## Given request
Among the lines below, how many carry the string "Caucasians"? Reply with a number and nothing else.

## Supplied material
########
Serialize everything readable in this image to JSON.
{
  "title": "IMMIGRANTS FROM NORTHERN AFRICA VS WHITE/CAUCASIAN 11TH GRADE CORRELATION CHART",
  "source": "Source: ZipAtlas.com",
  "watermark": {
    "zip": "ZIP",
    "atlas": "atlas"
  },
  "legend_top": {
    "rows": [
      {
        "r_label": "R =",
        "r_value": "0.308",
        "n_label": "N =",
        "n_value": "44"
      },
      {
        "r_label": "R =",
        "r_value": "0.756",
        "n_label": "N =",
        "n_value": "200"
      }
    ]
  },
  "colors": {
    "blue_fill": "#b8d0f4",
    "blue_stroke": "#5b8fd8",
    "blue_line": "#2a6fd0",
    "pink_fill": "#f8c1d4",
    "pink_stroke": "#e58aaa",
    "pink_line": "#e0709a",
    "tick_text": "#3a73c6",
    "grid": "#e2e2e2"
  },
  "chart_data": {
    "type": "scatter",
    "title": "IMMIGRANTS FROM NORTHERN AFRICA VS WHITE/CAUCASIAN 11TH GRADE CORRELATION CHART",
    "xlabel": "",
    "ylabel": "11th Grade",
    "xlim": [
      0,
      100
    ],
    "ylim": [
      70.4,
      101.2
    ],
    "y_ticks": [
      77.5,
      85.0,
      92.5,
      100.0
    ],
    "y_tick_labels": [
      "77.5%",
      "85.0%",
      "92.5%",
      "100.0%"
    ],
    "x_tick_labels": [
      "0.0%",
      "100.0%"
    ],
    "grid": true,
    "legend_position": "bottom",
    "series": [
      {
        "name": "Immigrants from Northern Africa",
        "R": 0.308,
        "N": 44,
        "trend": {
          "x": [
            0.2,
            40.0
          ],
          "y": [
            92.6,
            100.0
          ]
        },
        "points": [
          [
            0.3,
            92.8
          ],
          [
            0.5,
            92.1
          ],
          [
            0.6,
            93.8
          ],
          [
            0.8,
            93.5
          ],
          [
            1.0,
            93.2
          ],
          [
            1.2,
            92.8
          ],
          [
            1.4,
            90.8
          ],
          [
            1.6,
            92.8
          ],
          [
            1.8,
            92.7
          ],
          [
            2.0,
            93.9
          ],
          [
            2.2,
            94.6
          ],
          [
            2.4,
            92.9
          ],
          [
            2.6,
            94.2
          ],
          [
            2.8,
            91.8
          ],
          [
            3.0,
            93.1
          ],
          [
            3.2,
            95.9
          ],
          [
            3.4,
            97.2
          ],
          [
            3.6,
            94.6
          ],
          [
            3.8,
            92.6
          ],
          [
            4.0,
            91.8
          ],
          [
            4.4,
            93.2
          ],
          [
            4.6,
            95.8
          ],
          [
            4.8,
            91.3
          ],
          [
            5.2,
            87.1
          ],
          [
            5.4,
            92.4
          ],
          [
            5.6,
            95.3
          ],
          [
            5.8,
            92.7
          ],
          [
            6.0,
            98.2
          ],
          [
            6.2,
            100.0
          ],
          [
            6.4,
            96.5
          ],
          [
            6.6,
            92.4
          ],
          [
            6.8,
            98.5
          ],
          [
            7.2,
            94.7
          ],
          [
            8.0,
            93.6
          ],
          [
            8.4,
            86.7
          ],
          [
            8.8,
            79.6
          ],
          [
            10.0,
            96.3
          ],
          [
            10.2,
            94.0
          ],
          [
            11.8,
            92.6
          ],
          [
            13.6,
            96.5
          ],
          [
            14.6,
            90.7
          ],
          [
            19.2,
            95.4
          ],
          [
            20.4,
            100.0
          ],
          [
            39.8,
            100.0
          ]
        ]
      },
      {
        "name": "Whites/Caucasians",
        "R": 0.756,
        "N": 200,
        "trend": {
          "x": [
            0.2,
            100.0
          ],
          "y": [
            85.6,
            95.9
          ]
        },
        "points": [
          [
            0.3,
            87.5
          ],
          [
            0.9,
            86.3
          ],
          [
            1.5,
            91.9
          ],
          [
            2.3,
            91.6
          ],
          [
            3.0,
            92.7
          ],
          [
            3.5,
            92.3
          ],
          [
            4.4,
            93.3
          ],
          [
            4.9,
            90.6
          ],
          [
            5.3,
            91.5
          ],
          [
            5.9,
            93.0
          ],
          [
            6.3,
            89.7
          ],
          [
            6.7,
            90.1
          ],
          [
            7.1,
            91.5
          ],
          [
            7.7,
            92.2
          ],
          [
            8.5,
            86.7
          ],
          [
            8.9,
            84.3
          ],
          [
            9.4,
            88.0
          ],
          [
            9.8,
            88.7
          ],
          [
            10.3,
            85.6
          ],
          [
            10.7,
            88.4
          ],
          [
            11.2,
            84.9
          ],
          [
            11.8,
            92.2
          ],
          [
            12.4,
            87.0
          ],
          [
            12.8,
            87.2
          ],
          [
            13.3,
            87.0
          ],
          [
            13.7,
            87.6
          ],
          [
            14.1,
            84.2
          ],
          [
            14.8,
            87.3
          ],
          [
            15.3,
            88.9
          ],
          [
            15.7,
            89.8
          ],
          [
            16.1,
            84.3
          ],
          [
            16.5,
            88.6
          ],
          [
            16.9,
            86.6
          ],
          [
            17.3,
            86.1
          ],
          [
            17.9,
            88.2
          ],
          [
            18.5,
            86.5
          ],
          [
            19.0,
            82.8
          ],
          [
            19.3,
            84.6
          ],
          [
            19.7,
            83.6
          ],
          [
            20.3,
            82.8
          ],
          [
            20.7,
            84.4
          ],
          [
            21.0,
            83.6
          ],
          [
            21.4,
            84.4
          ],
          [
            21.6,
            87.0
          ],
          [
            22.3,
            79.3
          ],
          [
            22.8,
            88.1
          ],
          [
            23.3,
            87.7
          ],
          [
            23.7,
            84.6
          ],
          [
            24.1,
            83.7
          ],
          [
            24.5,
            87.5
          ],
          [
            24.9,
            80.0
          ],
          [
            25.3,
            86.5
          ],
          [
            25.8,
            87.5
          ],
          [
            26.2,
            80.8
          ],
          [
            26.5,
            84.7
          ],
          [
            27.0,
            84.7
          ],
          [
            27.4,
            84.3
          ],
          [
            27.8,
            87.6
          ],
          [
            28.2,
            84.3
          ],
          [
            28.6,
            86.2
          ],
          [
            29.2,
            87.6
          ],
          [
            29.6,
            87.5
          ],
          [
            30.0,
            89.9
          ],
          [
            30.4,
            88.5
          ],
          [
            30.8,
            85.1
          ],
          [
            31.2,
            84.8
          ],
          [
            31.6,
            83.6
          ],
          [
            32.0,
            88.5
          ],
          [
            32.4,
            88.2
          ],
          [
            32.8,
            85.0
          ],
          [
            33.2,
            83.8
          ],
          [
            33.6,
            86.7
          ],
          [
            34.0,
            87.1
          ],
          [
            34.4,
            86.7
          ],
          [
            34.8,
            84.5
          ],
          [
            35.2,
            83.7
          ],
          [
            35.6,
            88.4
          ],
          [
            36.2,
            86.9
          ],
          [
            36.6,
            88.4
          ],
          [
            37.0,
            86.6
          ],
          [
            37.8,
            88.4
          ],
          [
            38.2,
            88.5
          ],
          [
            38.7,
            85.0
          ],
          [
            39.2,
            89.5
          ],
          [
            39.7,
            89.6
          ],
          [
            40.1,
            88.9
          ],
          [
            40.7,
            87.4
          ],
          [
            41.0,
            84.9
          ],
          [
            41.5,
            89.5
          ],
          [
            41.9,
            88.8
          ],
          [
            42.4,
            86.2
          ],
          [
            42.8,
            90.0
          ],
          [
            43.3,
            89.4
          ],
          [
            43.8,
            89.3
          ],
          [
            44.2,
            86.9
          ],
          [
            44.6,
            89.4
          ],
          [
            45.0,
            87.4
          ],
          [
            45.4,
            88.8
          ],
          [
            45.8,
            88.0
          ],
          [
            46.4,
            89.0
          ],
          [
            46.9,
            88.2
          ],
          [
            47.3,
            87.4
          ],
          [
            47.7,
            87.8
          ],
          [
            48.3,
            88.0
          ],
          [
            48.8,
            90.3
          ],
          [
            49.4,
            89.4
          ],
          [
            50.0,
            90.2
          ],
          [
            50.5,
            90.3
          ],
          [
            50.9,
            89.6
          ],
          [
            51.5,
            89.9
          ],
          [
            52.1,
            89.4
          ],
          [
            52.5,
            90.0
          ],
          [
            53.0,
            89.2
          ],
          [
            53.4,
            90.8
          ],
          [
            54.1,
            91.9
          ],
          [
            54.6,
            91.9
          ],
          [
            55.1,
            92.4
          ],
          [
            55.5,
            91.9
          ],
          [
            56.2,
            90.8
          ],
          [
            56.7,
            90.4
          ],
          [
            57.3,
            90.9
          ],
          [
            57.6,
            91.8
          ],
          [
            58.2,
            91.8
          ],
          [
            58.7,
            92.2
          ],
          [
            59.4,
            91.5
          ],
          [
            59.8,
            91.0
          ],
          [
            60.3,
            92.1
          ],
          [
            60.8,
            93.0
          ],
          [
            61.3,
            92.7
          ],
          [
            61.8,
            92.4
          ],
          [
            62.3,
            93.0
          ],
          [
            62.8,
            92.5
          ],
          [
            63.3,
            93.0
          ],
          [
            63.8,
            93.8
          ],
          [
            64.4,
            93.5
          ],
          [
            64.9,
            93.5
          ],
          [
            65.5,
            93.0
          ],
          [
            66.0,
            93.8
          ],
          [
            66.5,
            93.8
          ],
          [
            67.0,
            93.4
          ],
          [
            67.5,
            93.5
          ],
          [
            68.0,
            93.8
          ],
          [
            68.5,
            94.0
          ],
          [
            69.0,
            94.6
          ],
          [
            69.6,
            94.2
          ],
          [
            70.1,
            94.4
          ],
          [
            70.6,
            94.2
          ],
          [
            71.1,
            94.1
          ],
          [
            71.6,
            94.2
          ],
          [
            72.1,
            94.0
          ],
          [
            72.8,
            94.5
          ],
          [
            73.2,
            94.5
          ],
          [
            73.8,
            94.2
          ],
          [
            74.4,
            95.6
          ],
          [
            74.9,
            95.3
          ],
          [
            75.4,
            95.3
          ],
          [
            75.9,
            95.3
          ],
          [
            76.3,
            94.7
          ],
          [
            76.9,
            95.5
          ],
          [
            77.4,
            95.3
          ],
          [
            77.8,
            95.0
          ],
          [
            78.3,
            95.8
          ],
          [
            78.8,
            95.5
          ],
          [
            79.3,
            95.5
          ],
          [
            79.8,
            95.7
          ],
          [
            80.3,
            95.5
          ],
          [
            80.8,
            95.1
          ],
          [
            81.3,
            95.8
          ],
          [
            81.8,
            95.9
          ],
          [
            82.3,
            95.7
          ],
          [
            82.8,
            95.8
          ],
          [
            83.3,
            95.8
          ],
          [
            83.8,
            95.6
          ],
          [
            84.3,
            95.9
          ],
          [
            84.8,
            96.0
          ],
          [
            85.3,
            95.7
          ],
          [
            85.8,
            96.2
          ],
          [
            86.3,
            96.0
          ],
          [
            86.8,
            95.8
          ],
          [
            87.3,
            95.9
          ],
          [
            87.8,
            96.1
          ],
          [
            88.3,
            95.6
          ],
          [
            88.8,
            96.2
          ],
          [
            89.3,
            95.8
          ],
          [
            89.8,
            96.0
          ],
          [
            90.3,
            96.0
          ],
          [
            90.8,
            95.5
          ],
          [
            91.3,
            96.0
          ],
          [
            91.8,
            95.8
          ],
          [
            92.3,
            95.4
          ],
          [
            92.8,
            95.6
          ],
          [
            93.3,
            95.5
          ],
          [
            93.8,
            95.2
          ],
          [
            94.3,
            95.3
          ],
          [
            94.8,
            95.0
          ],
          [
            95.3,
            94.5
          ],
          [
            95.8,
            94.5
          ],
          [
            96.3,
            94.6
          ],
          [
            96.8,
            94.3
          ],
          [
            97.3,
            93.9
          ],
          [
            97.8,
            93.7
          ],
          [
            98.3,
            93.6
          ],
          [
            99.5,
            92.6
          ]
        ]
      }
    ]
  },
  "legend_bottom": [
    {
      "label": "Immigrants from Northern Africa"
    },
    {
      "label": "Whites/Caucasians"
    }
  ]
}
########
## Task output
2